GIVEN EXERCISE
Tally the lines in the records below that contain the string "axis". State only the resulting number.

---------- SOURCE RECORDS

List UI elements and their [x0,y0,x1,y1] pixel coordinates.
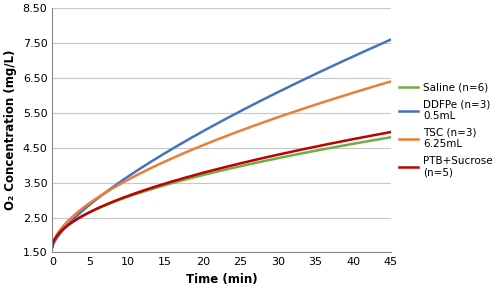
DDFPe (n=3)
0.5mL [320,69,326,72]
Line: PTB+Sucrose
(n=5): PTB+Sucrose (n=5) [52,132,391,247]
TSC (n=3)
6.25mL [186,149,192,153]
Line: DDFPe (n=3)
0.5mL: DDFPe (n=3) 0.5mL [52,39,391,247]
TSC (n=3)
6.25mL [388,80,394,83]
Saline (n=6) [84,212,90,215]
DDFPe (n=3)
0.5mL [282,87,288,90]
TSC (n=3)
6.25mL [282,113,288,117]
Saline (n=6) [186,177,192,180]
Saline (n=6) [314,149,320,152]
TSC (n=3)
6.25mL [84,203,90,207]
Legend: Saline (n=6), DDFPe (n=3)
0.5mL, TSC (n=3)
6.25mL, PTB+Sucrose
(n=5): Saline (n=6), DDFPe (n=3) 0.5mL, TSC (n=… [396,80,496,181]
Saline (n=6) [320,148,326,151]
PTB+Sucrose
(n=5) [282,151,288,155]
PTB+Sucrose
(n=5) [198,171,204,175]
PTB+Sucrose
(n=5) [320,144,326,147]
DDFPe (n=3)
0.5mL [186,137,192,141]
X-axis label: Time (min): Time (min) [186,273,258,286]
Y-axis label: O₂ Concentration (mg/L): O₂ Concentration (mg/L) [4,50,17,211]
DDFPe (n=3)
0.5mL [314,72,320,75]
DDFPe (n=3)
0.5mL [84,205,90,209]
Line: Saline (n=6): Saline (n=6) [52,137,391,247]
Saline (n=6) [282,155,288,159]
Saline (n=6) [198,174,204,177]
DDFPe (n=3)
0.5mL [50,245,56,249]
PTB+Sucrose
(n=5) [388,130,394,134]
PTB+Sucrose
(n=5) [314,145,320,148]
Saline (n=6) [388,135,394,139]
TSC (n=3)
6.25mL [320,101,326,104]
PTB+Sucrose
(n=5) [50,245,56,249]
TSC (n=3)
6.25mL [314,103,320,106]
PTB+Sucrose
(n=5) [186,175,192,178]
DDFPe (n=3)
0.5mL [198,130,204,134]
Saline (n=6) [50,245,56,249]
DDFPe (n=3)
0.5mL [388,38,394,41]
Line: TSC (n=3)
6.25mL: TSC (n=3) 6.25mL [52,81,391,247]
TSC (n=3)
6.25mL [50,245,56,249]
TSC (n=3)
6.25mL [198,144,204,148]
PTB+Sucrose
(n=5) [84,212,90,215]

--------------------

TASK SOLUTION
2